__AIM__:
Please write out exactly the lines that begin at the line containing "Type out the text in this image." and run to the end of the records.

---*---

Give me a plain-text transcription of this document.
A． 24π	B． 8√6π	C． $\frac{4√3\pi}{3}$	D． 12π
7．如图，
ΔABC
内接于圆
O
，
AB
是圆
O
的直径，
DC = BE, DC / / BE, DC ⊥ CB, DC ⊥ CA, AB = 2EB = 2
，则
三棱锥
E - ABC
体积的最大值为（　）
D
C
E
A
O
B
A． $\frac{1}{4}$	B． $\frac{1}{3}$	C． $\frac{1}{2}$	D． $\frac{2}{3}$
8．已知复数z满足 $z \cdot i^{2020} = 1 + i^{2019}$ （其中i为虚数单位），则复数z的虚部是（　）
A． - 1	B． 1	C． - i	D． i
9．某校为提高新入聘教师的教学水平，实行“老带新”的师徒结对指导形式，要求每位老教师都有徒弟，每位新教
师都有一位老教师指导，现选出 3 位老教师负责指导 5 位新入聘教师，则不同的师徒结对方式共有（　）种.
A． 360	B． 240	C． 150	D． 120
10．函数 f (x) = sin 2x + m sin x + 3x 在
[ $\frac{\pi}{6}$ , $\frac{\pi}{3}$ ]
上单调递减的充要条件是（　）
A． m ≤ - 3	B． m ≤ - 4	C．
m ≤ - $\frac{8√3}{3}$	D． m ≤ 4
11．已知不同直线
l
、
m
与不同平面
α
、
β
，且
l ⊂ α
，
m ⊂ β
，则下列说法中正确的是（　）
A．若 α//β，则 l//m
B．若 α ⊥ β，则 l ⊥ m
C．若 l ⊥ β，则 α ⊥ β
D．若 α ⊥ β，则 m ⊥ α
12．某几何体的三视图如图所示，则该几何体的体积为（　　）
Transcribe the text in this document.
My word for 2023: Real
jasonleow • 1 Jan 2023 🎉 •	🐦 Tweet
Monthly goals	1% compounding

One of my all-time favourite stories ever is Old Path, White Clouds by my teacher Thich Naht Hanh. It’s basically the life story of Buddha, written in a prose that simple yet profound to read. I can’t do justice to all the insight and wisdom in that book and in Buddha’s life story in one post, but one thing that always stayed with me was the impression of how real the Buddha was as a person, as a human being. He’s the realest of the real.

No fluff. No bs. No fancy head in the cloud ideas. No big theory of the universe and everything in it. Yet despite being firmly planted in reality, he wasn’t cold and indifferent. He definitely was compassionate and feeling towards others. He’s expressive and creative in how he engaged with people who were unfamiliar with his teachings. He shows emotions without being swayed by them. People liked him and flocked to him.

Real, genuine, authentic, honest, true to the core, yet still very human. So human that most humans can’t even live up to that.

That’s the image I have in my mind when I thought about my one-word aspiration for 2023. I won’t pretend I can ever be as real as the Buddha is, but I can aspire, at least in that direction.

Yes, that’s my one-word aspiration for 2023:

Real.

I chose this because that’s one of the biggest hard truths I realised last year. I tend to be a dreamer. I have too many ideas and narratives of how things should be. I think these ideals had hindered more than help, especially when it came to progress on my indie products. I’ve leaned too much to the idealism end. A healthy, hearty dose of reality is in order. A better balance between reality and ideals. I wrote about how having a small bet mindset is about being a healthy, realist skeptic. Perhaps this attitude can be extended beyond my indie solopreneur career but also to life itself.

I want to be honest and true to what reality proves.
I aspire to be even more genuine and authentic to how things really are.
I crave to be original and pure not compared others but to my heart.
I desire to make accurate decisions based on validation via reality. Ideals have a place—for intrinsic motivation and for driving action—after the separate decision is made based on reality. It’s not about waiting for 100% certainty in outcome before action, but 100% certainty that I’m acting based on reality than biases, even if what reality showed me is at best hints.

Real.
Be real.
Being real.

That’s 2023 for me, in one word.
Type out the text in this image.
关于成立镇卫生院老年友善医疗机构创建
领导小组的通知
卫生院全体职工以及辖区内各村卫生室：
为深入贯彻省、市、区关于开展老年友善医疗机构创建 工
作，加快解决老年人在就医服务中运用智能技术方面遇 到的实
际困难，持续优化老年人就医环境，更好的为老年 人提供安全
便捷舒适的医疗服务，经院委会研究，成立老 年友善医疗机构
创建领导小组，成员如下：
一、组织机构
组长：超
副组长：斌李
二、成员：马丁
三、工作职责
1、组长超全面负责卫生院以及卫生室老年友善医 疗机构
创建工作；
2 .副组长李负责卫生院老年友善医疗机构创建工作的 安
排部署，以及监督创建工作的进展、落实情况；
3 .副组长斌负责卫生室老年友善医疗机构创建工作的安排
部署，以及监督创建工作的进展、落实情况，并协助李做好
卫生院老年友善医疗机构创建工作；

---*---

__CORRECT OUTPUT__:
Type out the text in this image.
关于成立镇卫生院老年友善医疗机构创建
领导小组的通知
卫生院全体职工以及辖区内各村卫生室：
为深入贯彻省、市、区关于开展老年友善医疗机构创建 工
作，加快解决老年人在就医服务中运用智能技术方面遇 到的实
际困难，持续优化老年人就医环境，更好的为老年 人提供安全
便捷舒适的医疗服务，经院委会研究，成立老 年友善医疗机构
创建领导小组，成员如下：
一、组织机构
组长：超
副组长：斌李
二、成员：马丁
三、工作职责
1、组长超全面负责卫生院以及卫生室老年友善医 疗机构
创建工作；
2 .副组长李负责卫生院老年友善医疗机构创建工作的 安
排部署，以及监督创建工作的进展、落实情况；
3 .副组长斌负责卫生室老年友善医疗机构创建工作的安排
部署，以及监督创建工作的进展、落实情况，并协助李做好
卫生院老年友善医疗机构创建工作；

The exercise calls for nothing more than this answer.